* Brief: Find every line with the word "JSON". Copy those lines.

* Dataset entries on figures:
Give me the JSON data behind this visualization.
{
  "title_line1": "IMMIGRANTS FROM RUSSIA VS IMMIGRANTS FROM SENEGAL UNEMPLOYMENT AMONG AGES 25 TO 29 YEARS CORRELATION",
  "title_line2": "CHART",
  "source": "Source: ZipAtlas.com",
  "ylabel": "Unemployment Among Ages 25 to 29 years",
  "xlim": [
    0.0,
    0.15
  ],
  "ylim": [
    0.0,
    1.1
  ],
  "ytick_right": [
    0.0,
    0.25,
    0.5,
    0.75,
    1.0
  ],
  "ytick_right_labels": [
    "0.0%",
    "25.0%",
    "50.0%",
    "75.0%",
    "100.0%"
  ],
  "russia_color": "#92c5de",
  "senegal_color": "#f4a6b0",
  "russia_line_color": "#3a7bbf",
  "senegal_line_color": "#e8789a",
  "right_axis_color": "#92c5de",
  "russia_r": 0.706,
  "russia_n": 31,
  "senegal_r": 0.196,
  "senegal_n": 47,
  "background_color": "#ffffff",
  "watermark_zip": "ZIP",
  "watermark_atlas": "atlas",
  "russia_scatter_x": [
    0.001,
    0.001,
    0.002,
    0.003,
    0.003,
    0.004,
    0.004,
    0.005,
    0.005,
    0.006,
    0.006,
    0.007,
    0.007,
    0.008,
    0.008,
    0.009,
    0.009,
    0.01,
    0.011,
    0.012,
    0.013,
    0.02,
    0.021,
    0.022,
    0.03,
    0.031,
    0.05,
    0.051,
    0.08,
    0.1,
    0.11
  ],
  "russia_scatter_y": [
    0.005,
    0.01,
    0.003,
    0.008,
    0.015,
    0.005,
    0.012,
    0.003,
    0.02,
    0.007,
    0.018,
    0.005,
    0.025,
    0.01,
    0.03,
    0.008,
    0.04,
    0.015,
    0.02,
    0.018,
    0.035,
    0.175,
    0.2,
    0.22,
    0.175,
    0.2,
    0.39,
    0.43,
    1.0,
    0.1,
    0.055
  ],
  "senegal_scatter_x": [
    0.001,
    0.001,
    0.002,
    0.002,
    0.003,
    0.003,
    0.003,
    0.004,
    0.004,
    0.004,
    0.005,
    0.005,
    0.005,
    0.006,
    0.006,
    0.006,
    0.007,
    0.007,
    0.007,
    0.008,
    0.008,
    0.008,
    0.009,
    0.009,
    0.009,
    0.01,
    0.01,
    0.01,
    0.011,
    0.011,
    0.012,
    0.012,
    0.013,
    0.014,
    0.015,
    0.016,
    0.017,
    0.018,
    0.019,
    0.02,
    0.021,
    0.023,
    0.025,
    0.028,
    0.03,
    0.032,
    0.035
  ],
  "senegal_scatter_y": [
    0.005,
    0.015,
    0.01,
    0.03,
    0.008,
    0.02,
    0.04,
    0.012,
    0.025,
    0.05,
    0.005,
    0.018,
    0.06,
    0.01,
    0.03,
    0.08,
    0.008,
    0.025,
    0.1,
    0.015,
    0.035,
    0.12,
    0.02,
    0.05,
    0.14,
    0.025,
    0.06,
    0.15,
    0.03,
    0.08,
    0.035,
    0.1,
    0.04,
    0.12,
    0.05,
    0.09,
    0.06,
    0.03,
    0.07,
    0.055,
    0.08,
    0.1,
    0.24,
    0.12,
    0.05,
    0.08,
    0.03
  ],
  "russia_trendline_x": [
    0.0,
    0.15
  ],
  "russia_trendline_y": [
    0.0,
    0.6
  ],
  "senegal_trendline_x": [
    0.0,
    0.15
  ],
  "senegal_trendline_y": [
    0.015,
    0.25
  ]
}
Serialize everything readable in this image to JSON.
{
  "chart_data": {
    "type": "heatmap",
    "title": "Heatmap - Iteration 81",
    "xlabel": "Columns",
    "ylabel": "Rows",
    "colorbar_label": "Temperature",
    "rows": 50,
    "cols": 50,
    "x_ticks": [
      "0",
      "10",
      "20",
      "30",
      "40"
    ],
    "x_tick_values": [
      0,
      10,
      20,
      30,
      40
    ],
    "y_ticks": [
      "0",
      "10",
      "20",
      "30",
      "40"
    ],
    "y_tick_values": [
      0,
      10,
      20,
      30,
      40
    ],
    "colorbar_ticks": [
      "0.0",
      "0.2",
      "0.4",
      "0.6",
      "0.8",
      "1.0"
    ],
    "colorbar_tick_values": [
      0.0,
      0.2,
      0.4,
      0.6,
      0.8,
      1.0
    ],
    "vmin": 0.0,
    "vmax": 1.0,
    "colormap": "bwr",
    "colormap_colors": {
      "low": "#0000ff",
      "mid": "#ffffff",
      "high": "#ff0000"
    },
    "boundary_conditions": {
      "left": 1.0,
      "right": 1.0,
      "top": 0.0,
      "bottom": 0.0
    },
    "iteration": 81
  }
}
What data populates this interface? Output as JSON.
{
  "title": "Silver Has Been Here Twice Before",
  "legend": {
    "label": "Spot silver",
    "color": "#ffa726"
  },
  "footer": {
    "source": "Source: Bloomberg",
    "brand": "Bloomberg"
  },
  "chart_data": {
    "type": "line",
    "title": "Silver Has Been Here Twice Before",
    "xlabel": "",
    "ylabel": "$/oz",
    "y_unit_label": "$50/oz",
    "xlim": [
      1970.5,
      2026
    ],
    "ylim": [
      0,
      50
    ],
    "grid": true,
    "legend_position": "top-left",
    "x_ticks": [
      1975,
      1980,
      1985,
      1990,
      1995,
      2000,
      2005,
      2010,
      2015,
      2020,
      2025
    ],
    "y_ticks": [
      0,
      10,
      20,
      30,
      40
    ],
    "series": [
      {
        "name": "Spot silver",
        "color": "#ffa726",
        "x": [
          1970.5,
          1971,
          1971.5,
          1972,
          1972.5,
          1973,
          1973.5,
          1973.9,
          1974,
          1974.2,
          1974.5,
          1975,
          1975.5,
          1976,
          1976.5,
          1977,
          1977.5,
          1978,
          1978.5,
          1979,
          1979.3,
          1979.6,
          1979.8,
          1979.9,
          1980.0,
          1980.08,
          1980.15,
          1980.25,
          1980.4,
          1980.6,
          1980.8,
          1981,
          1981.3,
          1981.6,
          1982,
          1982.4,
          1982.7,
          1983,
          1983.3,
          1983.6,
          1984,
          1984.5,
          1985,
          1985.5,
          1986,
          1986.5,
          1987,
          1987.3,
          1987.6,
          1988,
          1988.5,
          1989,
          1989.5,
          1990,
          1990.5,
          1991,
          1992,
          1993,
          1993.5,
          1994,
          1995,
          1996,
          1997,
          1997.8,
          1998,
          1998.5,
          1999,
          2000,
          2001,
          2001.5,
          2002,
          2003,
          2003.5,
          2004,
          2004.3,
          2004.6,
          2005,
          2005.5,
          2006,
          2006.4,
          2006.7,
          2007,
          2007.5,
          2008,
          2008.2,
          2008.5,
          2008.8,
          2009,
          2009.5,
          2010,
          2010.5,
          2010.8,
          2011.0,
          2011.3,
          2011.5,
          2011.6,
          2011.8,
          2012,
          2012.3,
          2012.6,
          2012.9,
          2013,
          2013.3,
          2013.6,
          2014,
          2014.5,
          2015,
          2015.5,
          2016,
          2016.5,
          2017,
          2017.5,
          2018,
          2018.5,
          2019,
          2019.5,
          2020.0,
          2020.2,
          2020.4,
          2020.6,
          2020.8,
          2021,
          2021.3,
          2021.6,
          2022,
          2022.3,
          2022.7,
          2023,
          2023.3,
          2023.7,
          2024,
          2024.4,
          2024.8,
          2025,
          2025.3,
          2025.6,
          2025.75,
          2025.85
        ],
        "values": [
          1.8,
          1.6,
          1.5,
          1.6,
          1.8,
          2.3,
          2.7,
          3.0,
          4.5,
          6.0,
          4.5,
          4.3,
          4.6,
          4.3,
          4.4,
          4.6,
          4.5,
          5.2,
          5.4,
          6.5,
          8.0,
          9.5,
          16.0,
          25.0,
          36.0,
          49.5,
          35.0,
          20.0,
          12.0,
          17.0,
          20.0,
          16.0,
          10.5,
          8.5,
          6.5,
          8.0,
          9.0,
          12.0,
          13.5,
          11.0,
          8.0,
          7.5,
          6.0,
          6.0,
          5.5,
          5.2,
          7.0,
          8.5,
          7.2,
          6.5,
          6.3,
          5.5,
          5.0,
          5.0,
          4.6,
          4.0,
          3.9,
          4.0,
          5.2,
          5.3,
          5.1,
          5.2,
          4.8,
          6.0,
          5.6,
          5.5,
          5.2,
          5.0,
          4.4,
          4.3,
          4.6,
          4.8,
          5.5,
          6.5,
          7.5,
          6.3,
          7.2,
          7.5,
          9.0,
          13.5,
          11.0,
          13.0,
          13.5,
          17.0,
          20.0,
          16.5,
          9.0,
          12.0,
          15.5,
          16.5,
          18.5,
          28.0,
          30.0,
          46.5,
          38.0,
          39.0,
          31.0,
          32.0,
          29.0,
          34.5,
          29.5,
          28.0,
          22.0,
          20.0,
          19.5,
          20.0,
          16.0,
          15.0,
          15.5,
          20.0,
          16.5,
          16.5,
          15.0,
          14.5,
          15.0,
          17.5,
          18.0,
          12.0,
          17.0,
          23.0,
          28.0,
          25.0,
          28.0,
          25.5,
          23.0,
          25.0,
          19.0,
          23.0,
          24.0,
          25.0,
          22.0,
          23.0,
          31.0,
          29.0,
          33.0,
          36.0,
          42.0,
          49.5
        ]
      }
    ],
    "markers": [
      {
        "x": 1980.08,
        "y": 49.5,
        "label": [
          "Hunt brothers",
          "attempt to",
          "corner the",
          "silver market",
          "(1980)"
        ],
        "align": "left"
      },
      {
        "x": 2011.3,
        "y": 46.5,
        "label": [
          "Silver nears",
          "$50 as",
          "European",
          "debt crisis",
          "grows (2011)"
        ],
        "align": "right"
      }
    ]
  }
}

* Finished exercise:
Give me the JSON data behind this visualization.
Serialize everything readable in this image to JSON.
What data populates this interface? Output as JSON.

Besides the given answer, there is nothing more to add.